◆ **Work to be completed**
Your task is to locate every line holding the string "지명타자" and to copy each of them.

◆ **Recorded data**
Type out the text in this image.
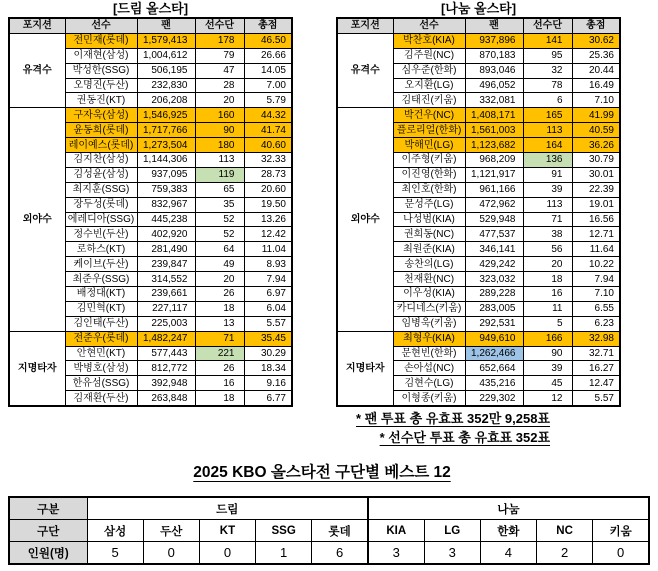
[드림 올스타]
포지션	선수	팬	선수단	총점
유격수	전민재(롯데)	1,579,413	178	46.50
	이재현(삼성)	1,004,612	79	26.66
	박성한(SSG)	506,195	47	14.05
	오명진(두산)	232,830	28	7.00
	권동진(KT)	206,208	20	5.79
외야수	구자욱(삼성)	1,546,925	160	44.32
	윤동희(롯데)	1,717,766	90	41.74
	레이예스(롯데)	1,273,504	180	40.60
	김지찬(삼성)	1,144,306	113	32.33
	김성윤(삼성)	937,095	119	28.73
	최지훈(SSG)	759,383	65	20.60
	장두성(롯데)	832,967	35	19.50
	에레디아(SSG)	445,238	52	13.26
	정수빈(두산)	402,920	52	12.42
	로하스(KT)	281,490	64	11.04
	케이브(두산)	239,847	49	8.93
	최준우(SSG)	314,552	20	7.94
	배정대(KT)	239,661	26	6.97
	김민혁(KT)	227,117	18	6.04
	김인태(두산)	225,003	13	5.57
지명타자	전준우(롯데)	1,482,247	71	35.45
	안현민(KT)	577,443	221	30.29
	박병호(삼성)	812,772	26	18.34
	한유섬(SSG)	392,948	16	9.16
	김재환(두산)	263,848	18	6.77
[나눔 올스타]
포지션	선수	팬	선수단	총점
유격수	박찬호(KIA)	937,896	141	30.62
	김주원(NC)	870,183	95	25.36
	심우준(한화)	893,046	32	20.44
	오지환(LG)	496,052	78	16.49
	김태진(키움)	332,081	6	7.10
외야수	박건우(NC)	1,408,171	165	41.99
	플로리얼(한화)	1,561,003	113	40.59
	박해민(LG)	1,123,682	164	36.26
	이주형(키움)	968,209	136	30.79
	이진영(한화)	1,121,917	91	30.01
	최인호(한화)	961,166	39	22.39
	문성주(LG)	472,962	113	19.01
	나성범(KIA)	529,948	71	16.56
	권희동(NC)	477,537	38	12.71
	최원준(KIA)	346,141	56	11.64
	송찬의(LG)	429,242	20	10.22
	천재환(NC)	323,032	18	7.94
	이우성(KIA)	289,228	16	7.10
	카디네스(키움)	283,005	11	6.55
	임병욱(키움)	292,531	5	6.23
지명타자	최형우(KIA)	949,610	166	32.98
	문현빈(한화)	1,262,466	90	32.71
	손아섭(NC)	652,664	39	16.27
	김현수(LG)	435,216	45	12.47
	이형종(키움)	229,302	12	5.57
* 팬 투표 총 유효표 352만 9,258표
* 선수단 투표 총 유효표 352표
2025 KBO 올스타전 구단별 베스트 12
구분	드림					나눔				
구단	삼성	두산	KT	SSG	롯데	KIA	LG	한화	NC	키움
인원(명)	5	0	0	1	6	3	3	4	2	0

◆ **Solved problem**
지명타자	전준우(롯데)	1,482,247	71	35.45
지명타자	최형우(KIA)	949,610	166	32.98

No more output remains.